--- Start of Data to use ---
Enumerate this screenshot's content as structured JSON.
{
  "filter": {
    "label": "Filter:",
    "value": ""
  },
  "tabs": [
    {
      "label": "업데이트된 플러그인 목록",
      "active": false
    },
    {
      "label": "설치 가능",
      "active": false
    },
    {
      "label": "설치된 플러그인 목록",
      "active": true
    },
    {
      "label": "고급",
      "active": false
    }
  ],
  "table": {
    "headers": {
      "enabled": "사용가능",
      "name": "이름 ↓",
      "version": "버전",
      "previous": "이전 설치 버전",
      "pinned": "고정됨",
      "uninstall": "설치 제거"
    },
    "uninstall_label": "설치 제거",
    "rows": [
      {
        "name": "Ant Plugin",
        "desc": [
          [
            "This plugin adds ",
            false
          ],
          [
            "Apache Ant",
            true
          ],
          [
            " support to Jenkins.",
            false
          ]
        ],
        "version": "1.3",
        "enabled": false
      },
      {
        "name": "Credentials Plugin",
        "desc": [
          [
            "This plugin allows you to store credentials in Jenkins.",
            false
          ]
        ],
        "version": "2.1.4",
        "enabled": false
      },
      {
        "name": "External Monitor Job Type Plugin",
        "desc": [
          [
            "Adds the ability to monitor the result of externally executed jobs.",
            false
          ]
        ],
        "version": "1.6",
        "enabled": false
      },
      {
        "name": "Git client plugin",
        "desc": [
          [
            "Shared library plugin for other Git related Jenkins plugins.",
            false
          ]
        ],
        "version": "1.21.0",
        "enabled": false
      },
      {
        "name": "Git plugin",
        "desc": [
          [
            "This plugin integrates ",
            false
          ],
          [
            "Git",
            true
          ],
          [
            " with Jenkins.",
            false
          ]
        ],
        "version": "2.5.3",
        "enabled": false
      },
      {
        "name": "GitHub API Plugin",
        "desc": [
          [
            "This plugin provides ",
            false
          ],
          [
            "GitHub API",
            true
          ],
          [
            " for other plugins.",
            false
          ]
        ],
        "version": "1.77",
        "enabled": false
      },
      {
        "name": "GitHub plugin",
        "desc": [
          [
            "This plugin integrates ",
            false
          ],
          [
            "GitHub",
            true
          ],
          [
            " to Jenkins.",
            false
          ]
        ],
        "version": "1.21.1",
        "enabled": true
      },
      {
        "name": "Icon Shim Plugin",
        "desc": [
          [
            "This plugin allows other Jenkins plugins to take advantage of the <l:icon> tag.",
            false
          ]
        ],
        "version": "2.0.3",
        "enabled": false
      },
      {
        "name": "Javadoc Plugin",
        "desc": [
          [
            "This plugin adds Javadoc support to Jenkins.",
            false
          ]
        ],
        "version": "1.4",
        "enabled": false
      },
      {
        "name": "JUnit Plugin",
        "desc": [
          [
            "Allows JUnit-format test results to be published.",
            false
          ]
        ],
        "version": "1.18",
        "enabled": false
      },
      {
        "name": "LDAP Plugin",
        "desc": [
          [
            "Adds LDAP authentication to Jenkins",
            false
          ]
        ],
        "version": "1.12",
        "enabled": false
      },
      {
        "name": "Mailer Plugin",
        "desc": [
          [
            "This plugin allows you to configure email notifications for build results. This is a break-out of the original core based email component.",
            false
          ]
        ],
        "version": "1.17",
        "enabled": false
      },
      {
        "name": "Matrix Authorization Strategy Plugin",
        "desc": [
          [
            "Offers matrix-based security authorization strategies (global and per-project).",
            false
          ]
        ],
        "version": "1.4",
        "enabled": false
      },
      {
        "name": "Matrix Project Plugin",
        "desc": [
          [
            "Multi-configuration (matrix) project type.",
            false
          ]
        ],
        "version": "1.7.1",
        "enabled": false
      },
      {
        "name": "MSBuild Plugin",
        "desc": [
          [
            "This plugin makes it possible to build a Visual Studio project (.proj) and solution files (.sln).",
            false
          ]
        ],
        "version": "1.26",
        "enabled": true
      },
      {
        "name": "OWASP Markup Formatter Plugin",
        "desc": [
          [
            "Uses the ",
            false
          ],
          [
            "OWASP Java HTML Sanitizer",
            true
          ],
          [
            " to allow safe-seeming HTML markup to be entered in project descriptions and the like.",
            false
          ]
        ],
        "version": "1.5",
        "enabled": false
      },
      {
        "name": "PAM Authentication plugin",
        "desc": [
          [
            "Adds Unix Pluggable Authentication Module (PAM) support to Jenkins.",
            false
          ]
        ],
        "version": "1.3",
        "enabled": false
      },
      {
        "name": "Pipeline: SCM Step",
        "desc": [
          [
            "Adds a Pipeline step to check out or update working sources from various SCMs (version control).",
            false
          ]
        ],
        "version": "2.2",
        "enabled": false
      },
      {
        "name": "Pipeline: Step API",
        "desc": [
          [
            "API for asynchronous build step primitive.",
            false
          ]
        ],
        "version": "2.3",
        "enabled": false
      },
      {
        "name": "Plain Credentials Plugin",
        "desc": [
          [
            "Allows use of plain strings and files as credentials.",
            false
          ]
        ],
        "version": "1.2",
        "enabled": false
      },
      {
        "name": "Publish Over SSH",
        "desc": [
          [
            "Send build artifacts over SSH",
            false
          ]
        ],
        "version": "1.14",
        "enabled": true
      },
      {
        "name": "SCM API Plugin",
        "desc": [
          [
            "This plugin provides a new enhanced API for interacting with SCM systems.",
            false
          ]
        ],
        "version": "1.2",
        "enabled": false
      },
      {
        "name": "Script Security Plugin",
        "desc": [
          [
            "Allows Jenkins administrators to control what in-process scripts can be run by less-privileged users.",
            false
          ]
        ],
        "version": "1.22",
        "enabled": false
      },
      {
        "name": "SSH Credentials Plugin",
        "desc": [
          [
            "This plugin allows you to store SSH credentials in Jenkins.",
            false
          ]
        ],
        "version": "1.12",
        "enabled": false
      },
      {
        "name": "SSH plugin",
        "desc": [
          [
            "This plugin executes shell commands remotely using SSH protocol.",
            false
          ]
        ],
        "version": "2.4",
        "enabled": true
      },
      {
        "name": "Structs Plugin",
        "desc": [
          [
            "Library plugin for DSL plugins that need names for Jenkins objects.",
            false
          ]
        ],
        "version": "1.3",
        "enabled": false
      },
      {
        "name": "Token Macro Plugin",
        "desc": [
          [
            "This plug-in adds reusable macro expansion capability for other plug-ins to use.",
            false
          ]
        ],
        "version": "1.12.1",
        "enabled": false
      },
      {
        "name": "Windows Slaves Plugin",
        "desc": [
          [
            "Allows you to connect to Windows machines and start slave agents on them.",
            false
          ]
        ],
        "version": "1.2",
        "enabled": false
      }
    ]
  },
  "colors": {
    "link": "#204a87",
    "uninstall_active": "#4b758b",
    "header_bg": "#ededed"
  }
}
--- End of Data to use ---
§ The request
Pick out the lines that have the word "Pipeline". Copy them all.

§ Task solution
        "name": "Pipeline: SCM Step",
            "Adds a Pipeline step to check out or update working sources from various SCMs (version control).",
        "name": "Pipeline: Step API",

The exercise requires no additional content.